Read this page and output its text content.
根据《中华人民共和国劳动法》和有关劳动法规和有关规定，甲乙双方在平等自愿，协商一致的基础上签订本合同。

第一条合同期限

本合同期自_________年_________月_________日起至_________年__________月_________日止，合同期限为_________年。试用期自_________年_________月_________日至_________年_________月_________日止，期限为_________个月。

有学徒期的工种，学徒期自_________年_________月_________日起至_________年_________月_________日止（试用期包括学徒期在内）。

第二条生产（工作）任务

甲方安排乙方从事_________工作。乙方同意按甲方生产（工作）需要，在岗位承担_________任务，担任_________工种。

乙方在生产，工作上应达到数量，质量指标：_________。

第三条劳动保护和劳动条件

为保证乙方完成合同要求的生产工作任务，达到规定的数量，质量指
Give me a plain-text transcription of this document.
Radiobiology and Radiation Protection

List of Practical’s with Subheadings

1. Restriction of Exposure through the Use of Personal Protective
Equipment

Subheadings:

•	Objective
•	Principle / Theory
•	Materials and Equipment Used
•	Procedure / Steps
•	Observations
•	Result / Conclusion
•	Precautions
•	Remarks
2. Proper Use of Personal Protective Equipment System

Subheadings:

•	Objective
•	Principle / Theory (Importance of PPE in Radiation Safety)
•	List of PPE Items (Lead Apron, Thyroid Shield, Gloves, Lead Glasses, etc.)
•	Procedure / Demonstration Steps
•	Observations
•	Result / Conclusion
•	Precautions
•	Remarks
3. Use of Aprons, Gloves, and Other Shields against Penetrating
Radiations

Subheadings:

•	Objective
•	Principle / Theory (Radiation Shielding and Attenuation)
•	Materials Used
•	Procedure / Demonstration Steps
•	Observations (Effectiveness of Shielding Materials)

================

> [To do]
Return all of the above records exactly, leaving no line out.

> [Exercise output]
Read this page and output its text content.
根据《中华人民共和国劳动法》和有关劳动法规和有关规定，甲乙双方在平等自愿，协商一致的基础上签订本合同。

第一条合同期限

本合同期自_________年_________月_________日起至_________年__________月_________日止，合同期限为_________年。试用期自_________年_________月_________日至_________年_________月_________日止，期限为_________个月。

有学徒期的工种，学徒期自_________年_________月_________日起至_________年_________月_________日止（试用期包括学徒期在内）。

第二条生产（工作）任务

甲方安排乙方从事_________工作。乙方同意按甲方生产（工作）需要，在岗位承担_________任务，担任_________工种。

乙方在生产，工作上应达到数量，质量指标：_________。

第三条劳动保护和劳动条件

为保证乙方完成合同要求的生产工作任务，达到规定的数量，质量指
Give me a plain-text transcription of this document.
Radiobiology and Radiation Protection

List of Practical’s with Subheadings

1. Restriction of Exposure through the Use of Personal Protective
Equipment

Subheadings:

•	Objective
•	Principle / Theory
•	Materials and Equipment Used
•	Procedure / Steps
•	Observations
•	Result / Conclusion
•	Precautions
•	Remarks
2. Proper Use of Personal Protective Equipment System

Subheadings:

•	Objective
•	Principle / Theory (Importance of PPE in Radiation Safety)
•	List of PPE Items (Lead Apron, Thyroid Shield, Gloves, Lead Glasses, etc.)
•	Procedure / Demonstration Steps
•	Observations
•	Result / Conclusion
•	Precautions
•	Remarks
3. Use of Aprons, Gloves, and Other Shields against Penetrating
Radiations

Subheadings:

•	Objective
•	Principle / Theory (Radiation Shielding and Attenuation)
•	Materials Used
•	Procedure / Demonstration Steps
•	Observations (Effectiveness of Shielding Materials)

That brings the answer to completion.